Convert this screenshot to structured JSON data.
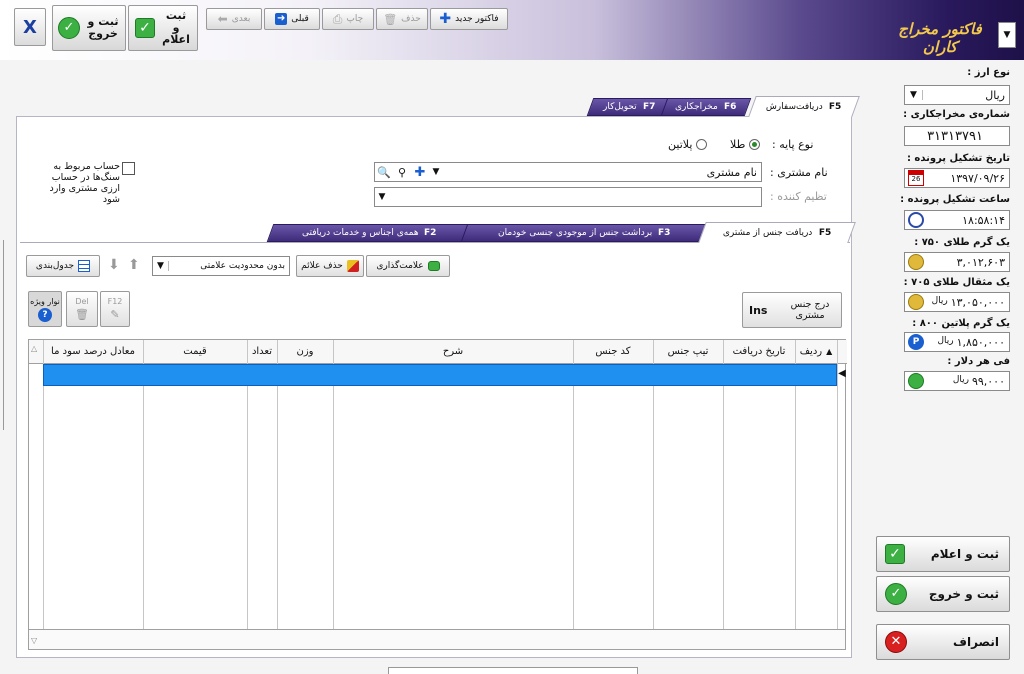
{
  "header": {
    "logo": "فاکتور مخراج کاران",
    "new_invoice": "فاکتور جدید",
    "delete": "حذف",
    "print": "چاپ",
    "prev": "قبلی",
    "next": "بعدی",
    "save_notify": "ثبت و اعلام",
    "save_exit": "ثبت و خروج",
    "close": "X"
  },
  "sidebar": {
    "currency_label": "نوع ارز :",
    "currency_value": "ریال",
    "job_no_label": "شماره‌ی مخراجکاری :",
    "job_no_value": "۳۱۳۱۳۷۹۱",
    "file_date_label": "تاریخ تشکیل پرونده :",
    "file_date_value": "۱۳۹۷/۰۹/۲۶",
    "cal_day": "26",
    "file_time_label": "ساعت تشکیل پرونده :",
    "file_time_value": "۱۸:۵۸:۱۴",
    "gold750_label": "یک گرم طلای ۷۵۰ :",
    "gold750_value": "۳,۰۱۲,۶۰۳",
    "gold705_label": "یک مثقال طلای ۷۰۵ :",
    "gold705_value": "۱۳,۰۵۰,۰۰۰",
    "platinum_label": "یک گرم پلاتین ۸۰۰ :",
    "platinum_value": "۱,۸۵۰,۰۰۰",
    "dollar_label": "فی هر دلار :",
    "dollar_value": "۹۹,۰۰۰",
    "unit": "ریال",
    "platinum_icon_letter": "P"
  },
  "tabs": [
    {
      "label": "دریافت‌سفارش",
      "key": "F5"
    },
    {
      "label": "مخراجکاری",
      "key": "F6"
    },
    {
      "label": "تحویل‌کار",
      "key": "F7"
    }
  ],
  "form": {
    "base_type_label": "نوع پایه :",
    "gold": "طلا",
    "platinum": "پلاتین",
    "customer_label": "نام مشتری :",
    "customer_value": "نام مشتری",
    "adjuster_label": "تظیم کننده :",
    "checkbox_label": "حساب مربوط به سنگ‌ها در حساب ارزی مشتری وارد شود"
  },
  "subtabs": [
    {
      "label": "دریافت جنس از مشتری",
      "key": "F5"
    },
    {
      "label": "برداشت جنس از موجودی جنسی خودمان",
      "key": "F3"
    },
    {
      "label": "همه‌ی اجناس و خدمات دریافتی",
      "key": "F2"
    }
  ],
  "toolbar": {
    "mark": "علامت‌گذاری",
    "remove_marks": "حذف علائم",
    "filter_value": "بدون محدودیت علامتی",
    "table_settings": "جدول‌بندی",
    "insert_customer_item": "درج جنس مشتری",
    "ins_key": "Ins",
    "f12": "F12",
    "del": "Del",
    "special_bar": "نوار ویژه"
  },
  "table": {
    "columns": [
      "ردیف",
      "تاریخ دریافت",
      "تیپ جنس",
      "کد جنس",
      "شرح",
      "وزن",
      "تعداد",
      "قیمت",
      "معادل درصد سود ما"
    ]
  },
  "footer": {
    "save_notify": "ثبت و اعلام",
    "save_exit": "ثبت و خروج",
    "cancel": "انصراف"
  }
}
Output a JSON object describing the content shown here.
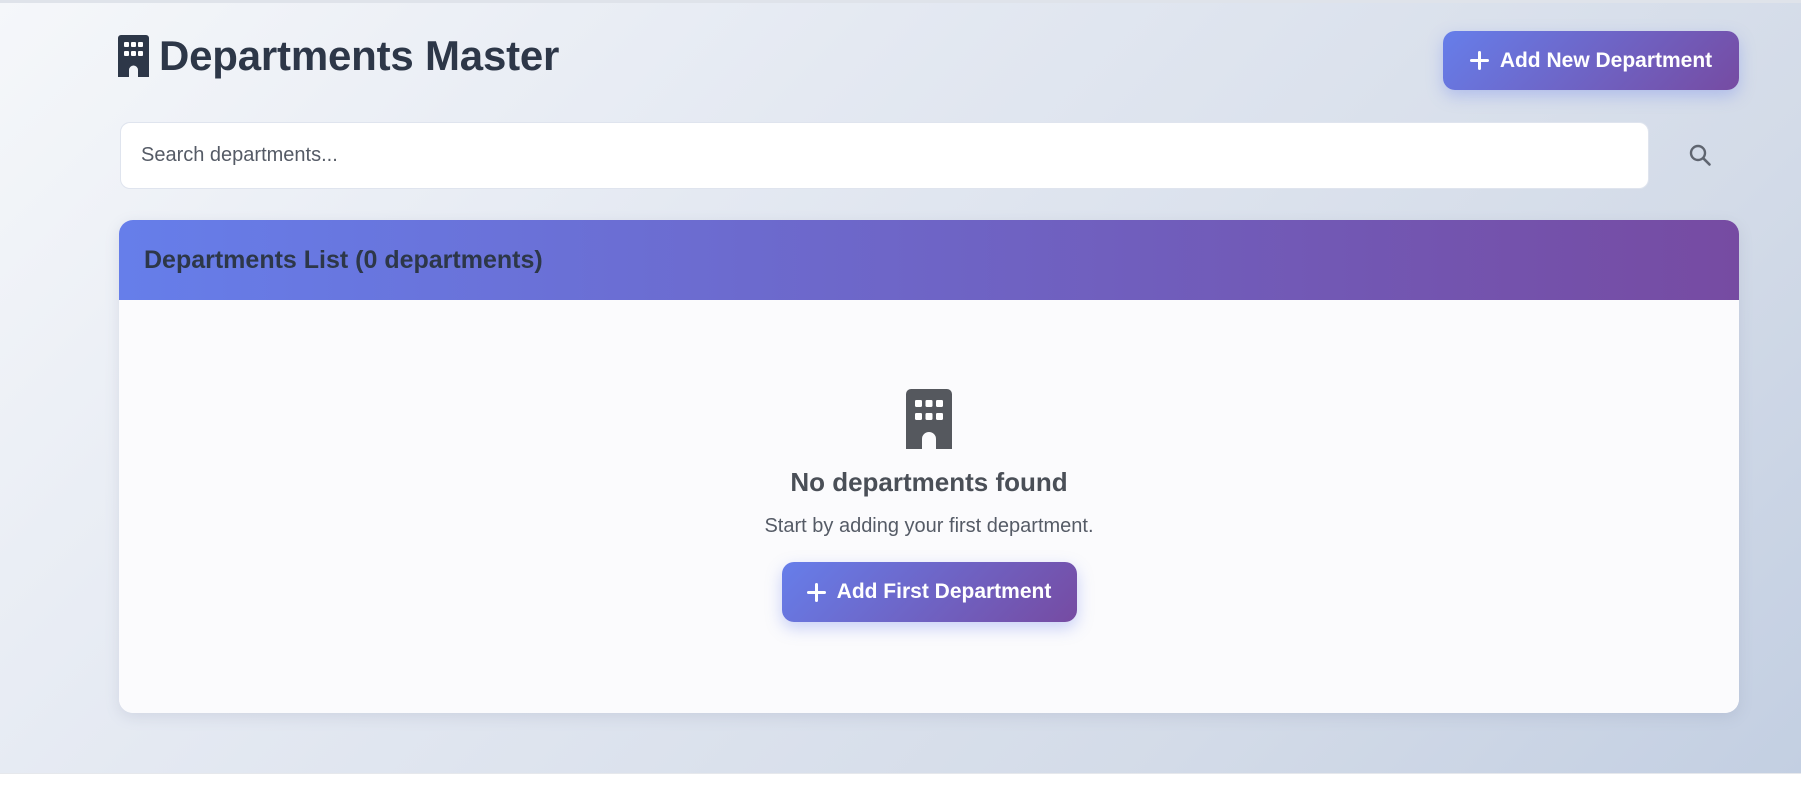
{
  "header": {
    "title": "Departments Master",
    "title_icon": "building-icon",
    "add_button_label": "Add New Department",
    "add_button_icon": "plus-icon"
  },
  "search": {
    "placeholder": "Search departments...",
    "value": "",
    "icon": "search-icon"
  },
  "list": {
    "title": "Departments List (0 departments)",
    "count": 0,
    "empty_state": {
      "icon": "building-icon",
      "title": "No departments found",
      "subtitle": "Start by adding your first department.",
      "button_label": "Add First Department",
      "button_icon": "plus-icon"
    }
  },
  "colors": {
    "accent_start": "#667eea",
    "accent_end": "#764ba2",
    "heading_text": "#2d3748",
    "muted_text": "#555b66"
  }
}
--
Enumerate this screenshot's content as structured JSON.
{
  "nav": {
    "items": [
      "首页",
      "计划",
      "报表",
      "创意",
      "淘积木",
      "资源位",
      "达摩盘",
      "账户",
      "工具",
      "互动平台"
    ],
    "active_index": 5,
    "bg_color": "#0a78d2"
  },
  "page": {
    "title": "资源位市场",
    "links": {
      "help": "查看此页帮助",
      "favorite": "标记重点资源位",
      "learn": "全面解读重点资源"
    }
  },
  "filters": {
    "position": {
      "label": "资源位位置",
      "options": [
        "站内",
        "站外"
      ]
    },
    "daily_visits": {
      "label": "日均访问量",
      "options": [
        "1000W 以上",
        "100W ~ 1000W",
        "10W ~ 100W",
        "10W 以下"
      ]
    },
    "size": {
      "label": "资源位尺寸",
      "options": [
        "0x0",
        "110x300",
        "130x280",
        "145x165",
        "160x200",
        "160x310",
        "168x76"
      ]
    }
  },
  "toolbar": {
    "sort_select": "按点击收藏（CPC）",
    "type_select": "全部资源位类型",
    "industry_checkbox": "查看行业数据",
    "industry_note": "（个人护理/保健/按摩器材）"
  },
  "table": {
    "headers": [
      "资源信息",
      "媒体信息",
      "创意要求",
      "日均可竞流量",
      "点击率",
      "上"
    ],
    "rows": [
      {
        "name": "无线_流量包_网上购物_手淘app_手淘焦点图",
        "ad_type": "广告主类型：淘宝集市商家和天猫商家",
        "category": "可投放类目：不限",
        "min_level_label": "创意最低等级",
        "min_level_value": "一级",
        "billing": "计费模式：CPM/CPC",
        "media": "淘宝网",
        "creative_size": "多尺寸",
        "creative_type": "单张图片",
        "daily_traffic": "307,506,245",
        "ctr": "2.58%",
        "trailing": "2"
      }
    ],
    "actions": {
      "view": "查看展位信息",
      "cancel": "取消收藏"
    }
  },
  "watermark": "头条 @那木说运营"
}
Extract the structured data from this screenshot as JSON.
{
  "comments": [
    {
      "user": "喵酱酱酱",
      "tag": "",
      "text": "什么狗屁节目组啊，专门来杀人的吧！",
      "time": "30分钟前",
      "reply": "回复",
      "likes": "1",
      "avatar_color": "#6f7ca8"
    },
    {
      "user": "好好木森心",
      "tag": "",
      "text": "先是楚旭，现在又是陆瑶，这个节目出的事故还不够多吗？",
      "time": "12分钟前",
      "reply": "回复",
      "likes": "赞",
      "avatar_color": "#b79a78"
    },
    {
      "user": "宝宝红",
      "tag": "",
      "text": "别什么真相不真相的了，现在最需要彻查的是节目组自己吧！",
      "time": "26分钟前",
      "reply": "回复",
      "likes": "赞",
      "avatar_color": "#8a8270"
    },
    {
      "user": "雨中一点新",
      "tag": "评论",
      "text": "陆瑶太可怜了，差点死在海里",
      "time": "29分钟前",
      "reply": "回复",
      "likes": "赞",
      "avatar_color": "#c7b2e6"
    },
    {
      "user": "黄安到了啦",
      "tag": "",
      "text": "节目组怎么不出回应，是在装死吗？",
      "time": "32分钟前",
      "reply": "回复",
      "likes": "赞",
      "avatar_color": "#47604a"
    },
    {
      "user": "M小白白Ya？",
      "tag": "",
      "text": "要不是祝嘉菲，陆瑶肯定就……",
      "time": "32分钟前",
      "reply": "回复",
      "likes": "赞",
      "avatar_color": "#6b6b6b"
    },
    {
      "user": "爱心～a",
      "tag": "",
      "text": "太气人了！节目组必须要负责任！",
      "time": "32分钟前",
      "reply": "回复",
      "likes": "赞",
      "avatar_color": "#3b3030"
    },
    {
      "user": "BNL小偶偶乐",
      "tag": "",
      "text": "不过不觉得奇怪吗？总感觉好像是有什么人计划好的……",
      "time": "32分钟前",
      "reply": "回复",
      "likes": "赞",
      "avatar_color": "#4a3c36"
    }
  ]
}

#### WHAT IS EXPECTED:
Extract every line containing the string "JSON" from the material.

#### ANSWER FOR THIS EXERCISE:
Convert this screenshot to structured JSON data.
Output a JSON object describing the content shown here.
Enumerate this screenshot's content as structured JSON.
Extract the structured data from this screenshot as JSON.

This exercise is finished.